[Data entries]
=-=-=-=-=
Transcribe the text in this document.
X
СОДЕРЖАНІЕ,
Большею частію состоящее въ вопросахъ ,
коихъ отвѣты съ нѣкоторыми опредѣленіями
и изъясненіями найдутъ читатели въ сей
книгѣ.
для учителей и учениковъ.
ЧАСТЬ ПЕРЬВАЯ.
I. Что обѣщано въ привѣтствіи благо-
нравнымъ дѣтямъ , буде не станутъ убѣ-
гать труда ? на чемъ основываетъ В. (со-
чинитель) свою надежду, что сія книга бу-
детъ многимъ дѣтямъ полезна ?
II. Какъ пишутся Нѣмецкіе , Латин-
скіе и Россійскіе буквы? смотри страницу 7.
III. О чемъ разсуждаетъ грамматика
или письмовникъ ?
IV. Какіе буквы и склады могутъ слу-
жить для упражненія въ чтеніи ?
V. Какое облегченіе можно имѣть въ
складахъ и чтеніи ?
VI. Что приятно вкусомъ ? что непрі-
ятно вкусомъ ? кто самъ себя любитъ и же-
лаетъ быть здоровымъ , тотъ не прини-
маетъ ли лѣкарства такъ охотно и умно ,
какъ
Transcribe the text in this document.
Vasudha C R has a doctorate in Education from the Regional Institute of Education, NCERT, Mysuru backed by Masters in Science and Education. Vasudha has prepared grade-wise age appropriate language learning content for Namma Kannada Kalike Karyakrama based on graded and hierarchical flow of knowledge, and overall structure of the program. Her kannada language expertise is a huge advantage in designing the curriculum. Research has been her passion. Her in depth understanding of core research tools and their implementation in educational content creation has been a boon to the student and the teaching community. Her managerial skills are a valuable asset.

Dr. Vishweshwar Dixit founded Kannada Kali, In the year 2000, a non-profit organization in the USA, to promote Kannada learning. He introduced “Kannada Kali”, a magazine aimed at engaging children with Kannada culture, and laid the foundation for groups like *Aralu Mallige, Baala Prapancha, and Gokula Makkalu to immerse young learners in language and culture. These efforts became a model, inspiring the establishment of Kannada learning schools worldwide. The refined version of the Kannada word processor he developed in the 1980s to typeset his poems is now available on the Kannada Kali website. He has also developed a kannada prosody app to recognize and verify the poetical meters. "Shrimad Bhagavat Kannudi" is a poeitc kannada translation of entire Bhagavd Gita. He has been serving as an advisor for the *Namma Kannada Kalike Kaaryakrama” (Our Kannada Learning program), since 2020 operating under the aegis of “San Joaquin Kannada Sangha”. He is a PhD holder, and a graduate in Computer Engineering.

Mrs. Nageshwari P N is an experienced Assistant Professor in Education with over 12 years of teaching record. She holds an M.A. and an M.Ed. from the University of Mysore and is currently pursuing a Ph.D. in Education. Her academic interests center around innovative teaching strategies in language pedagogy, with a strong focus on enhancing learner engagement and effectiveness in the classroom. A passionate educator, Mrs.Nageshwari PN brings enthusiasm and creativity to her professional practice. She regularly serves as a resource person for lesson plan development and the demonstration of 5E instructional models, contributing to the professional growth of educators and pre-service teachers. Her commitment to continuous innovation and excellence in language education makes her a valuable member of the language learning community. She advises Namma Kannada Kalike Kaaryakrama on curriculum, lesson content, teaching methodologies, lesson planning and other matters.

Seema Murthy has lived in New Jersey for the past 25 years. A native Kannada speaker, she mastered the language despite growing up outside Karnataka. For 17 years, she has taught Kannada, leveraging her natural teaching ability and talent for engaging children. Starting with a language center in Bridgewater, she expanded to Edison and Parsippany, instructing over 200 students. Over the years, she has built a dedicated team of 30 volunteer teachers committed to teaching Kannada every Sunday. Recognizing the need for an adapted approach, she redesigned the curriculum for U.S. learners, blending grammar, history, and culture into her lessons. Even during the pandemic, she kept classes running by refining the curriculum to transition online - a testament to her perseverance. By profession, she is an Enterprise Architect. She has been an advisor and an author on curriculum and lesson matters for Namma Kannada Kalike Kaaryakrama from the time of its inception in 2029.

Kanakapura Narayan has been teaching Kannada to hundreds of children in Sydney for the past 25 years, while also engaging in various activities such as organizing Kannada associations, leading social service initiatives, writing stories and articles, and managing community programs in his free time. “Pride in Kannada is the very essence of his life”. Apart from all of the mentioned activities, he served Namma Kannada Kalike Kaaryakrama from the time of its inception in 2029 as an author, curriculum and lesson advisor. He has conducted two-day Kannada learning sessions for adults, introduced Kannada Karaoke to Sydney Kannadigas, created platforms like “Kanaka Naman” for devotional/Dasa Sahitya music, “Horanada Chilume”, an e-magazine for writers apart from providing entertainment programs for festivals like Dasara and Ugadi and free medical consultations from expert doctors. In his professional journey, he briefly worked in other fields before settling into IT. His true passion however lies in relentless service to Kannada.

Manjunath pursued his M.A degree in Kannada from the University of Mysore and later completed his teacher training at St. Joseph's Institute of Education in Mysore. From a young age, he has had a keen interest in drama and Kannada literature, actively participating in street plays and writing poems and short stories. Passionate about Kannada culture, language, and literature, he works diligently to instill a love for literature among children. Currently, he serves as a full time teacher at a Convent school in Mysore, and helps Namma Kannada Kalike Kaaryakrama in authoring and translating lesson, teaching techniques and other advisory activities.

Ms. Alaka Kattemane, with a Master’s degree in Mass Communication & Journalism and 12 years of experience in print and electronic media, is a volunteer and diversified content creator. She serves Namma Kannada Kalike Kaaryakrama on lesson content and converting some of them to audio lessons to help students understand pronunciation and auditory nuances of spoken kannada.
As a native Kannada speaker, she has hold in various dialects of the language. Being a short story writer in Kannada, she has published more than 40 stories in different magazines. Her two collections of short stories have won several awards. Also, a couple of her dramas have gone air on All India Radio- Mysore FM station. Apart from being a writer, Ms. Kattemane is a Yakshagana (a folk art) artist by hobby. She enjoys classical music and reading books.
=-=-=-=-=
▸ **WHAT YOU ARE ASKED TO DO**
Every line of the material must be returned exactly as it appears.

▸ **REPLY**
Transcribe the text in this document.
X
СОДЕРЖАНІЕ,
Большею частію состоящее въ вопросахъ ,
коихъ отвѣты съ нѣкоторыми опредѣленіями
и изъясненіями найдутъ читатели въ сей
книгѣ.
для учителей и учениковъ.
ЧАСТЬ ПЕРЬВАЯ.
I. Что обѣщано въ привѣтствіи благо-
нравнымъ дѣтямъ , буде не станутъ убѣ-
гать труда ? на чемъ основываетъ В. (со-
чинитель) свою надежду, что сія книга бу-
детъ многимъ дѣтямъ полезна ?
II. Какъ пишутся Нѣмецкіе , Латин-
скіе и Россійскіе буквы? смотри страницу 7.
III. О чемъ разсуждаетъ грамматика
или письмовникъ ?
IV. Какіе буквы и склады могутъ слу-
жить для упражненія въ чтеніи ?
V. Какое облегченіе можно имѣть въ
складахъ и чтеніи ?
VI. Что приятно вкусомъ ? что непрі-
ятно вкусомъ ? кто самъ себя любитъ и же-
лаетъ быть здоровымъ , тотъ не прини-
маетъ ли лѣкарства такъ охотно и умно ,
какъ
Transcribe the text in this document.
Vasudha C R has a doctorate in Education from the Regional Institute of Education, NCERT, Mysuru backed by Masters in Science and Education. Vasudha has prepared grade-wise age appropriate language learning content for Namma Kannada Kalike Karyakrama based on graded and hierarchical flow of knowledge, and overall structure of the program. Her kannada language expertise is a huge advantage in designing the curriculum. Research has been her passion. Her in depth understanding of core research tools and their implementation in educational content creation has been a boon to the student and the teaching community. Her managerial skills are a valuable asset.

Dr. Vishweshwar Dixit founded Kannada Kali, In the year 2000, a non-profit organization in the USA, to promote Kannada learning. He introduced “Kannada Kali”, a magazine aimed at engaging children with Kannada culture, and laid the foundation for groups like *Aralu Mallige, Baala Prapancha, and Gokula Makkalu to immerse young learners in language and culture. These efforts became a model, inspiring the establishment of Kannada learning schools worldwide. The refined version of the Kannada word processor he developed in the 1980s to typeset his poems is now available on the Kannada Kali website. He has also developed a kannada prosody app to recognize and verify the poetical meters. "Shrimad Bhagavat Kannudi" is a poeitc kannada translation of entire Bhagavd Gita. He has been serving as an advisor for the *Namma Kannada Kalike Kaaryakrama” (Our Kannada Learning program), since 2020 operating under the aegis of “San Joaquin Kannada Sangha”. He is a PhD holder, and a graduate in Computer Engineering.

Mrs. Nageshwari P N is an experienced Assistant Professor in Education with over 12 years of teaching record. She holds an M.A. and an M.Ed. from the University of Mysore and is currently pursuing a Ph.D. in Education. Her academic interests center around innovative teaching strategies in language pedagogy, with a strong focus on enhancing learner engagement and effectiveness in the classroom. A passionate educator, Mrs.Nageshwari PN brings enthusiasm and creativity to her professional practice. She regularly serves as a resource person for lesson plan development and the demonstration of 5E instructional models, contributing to the professional growth of educators and pre-service teachers. Her commitment to continuous innovation and excellence in language education makes her a valuable member of the language learning community. She advises Namma Kannada Kalike Kaaryakrama on curriculum, lesson content, teaching methodologies, lesson planning and other matters.

Seema Murthy has lived in New Jersey for the past 25 years. A native Kannada speaker, she mastered the language despite growing up outside Karnataka. For 17 years, she has taught Kannada, leveraging her natural teaching ability and talent for engaging children. Starting with a language center in Bridgewater, she expanded to Edison and Parsippany, instructing over 200 students. Over the years, she has built a dedicated team of 30 volunteer teachers committed to teaching Kannada every Sunday. Recognizing the need for an adapted approach, she redesigned the curriculum for U.S. learners, blending grammar, history, and culture into her lessons. Even during the pandemic, she kept classes running by refining the curriculum to transition online - a testament to her perseverance. By profession, she is an Enterprise Architect. She has been an advisor and an author on curriculum and lesson matters for Namma Kannada Kalike Kaaryakrama from the time of its inception in 2029.

Kanakapura Narayan has been teaching Kannada to hundreds of children in Sydney for the past 25 years, while also engaging in various activities such as organizing Kannada associations, leading social service initiatives, writing stories and articles, and managing community programs in his free time. “Pride in Kannada is the very essence of his life”. Apart from all of the mentioned activities, he served Namma Kannada Kalike Kaaryakrama from the time of its inception in 2029 as an author, curriculum and lesson advisor. He has conducted two-day Kannada learning sessions for adults, introduced Kannada Karaoke to Sydney Kannadigas, created platforms like “Kanaka Naman” for devotional/Dasa Sahitya music, “Horanada Chilume”, an e-magazine for writers apart from providing entertainment programs for festivals like Dasara and Ugadi and free medical consultations from expert doctors. In his professional journey, he briefly worked in other fields before settling into IT. His true passion however lies in relentless service to Kannada.

Manjunath pursued his M.A degree in Kannada from the University of Mysore and later completed his teacher training at St. Joseph's Institute of Education in Mysore. From a young age, he has had a keen interest in drama and Kannada literature, actively participating in street plays and writing poems and short stories. Passionate about Kannada culture, language, and literature, he works diligently to instill a love for literature among children. Currently, he serves as a full time teacher at a Convent school in Mysore, and helps Namma Kannada Kalike Kaaryakrama in authoring and translating lesson, teaching techniques and other advisory activities.

Ms. Alaka Kattemane, with a Master’s degree in Mass Communication & Journalism and 12 years of experience in print and electronic media, is a volunteer and diversified content creator. She serves Namma Kannada Kalike Kaaryakrama on lesson content and converting some of them to audio lessons to help students understand pronunciation and auditory nuances of spoken kannada.
As a native Kannada speaker, she has hold in various dialects of the language. Being a short story writer in Kannada, she has published more than 40 stories in different magazines. Her two collections of short stories have won several awards. Also, a couple of her dramas have gone air on All India Radio- Mysore FM station. Apart from being a writer, Ms. Kattemane is a Yakshagana (a folk art) artist by hobby. She enjoys classical music and reading books.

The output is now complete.